======== Data provided ========
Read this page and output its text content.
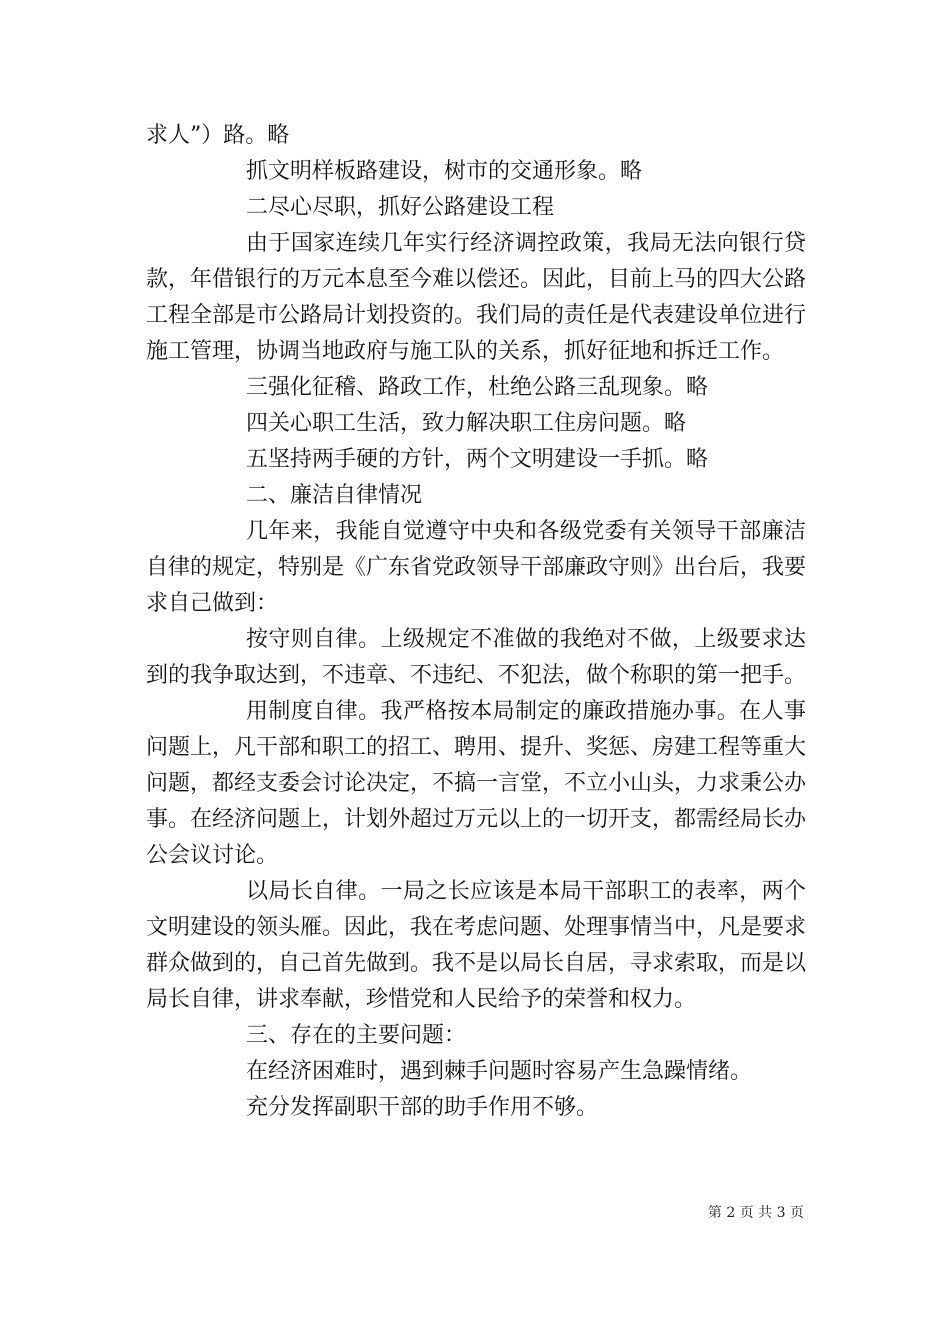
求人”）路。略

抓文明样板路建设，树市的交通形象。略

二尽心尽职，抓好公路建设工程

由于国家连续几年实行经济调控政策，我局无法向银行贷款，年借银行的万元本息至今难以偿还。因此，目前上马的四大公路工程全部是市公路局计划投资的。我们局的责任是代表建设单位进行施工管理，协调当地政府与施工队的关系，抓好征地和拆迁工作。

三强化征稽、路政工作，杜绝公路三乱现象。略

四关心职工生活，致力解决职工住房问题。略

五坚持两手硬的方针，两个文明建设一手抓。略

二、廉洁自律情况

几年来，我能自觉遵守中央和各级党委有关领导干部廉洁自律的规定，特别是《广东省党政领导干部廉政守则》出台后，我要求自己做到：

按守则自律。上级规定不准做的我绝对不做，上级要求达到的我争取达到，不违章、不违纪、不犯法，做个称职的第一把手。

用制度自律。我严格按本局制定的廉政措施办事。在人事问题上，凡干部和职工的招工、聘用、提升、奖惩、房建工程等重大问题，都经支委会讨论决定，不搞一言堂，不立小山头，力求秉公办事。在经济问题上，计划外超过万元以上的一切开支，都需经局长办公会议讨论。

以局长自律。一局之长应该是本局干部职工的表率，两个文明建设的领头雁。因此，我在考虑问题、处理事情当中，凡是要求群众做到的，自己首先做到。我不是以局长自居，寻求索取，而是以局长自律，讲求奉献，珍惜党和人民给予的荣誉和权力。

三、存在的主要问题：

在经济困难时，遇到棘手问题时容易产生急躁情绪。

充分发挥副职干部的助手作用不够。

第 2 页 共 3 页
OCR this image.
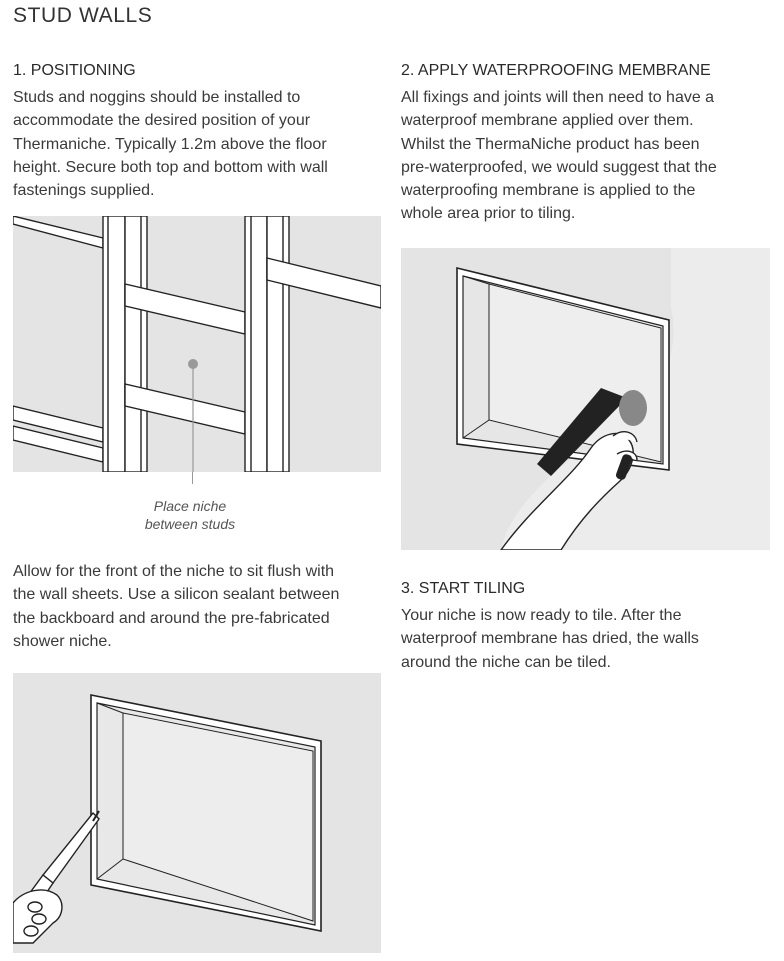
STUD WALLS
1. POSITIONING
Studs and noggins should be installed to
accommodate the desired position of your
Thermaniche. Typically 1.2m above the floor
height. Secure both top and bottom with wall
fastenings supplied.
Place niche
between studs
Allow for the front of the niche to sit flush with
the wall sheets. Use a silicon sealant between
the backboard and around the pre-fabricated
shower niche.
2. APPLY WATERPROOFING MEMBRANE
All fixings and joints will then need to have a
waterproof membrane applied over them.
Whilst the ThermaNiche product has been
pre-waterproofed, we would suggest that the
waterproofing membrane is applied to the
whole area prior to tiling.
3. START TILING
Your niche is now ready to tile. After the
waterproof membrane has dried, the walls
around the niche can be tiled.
========
Written problem:
Each record must be quoted in full and exactly. Do not include the pictures.

Solution to this task:
Read this page and output its text content.
求人”）路。略

抓文明样板路建设，树市的交通形象。略

二尽心尽职，抓好公路建设工程

由于国家连续几年实行经济调控政策，我局无法向银行贷款，年借银行的万元本息至今难以偿还。因此，目前上马的四大公路工程全部是市公路局计划投资的。我们局的责任是代表建设单位进行施工管理，协调当地政府与施工队的关系，抓好征地和拆迁工作。

三强化征稽、路政工作，杜绝公路三乱现象。略

四关心职工生活，致力解决职工住房问题。略

五坚持两手硬的方针，两个文明建设一手抓。略

二、廉洁自律情况

几年来，我能自觉遵守中央和各级党委有关领导干部廉洁自律的规定，特别是《广东省党政领导干部廉政守则》出台后，我要求自己做到：

按守则自律。上级规定不准做的我绝对不做，上级要求达到的我争取达到，不违章、不违纪、不犯法，做个称职的第一把手。

用制度自律。我严格按本局制定的廉政措施办事。在人事问题上，凡干部和职工的招工、聘用、提升、奖惩、房建工程等重大问题，都经支委会讨论决定，不搞一言堂，不立小山头，力求秉公办事。在经济问题上，计划外超过万元以上的一切开支，都需经局长办公会议讨论。

以局长自律。一局之长应该是本局干部职工的表率，两个文明建设的领头雁。因此，我在考虑问题、处理事情当中，凡是要求群众做到的，自己首先做到。我不是以局长自居，寻求索取，而是以局长自律，讲求奉献，珍惜党和人民给予的荣誉和权力。

三、存在的主要问题：

在经济困难时，遇到棘手问题时容易产生急躁情绪。

充分发挥副职干部的助手作用不够。

第 2 页 共 3 页
OCR this image.
STUD WALLS
1. POSITIONING
Studs and noggins should be installed to
accommodate the desired position of your
Thermaniche. Typically 1.2m above the floor
height. Secure both top and bottom with wall
fastenings supplied.
Place niche
between studs
Allow for the front of the niche to sit flush with
the wall sheets. Use a silicon sealant between
the backboard and around the pre-fabricated
shower niche.
2. APPLY WATERPROOFING MEMBRANE
All fixings and joints will then need to have a
waterproof membrane applied over them.
Whilst the ThermaNiche product has been
pre-waterproofed, we would suggest that the
waterproofing membrane is applied to the
whole area prior to tiling.
3. START TILING
Your niche is now ready to tile. After the
waterproof membrane has dried, the walls
around the niche can be tiled.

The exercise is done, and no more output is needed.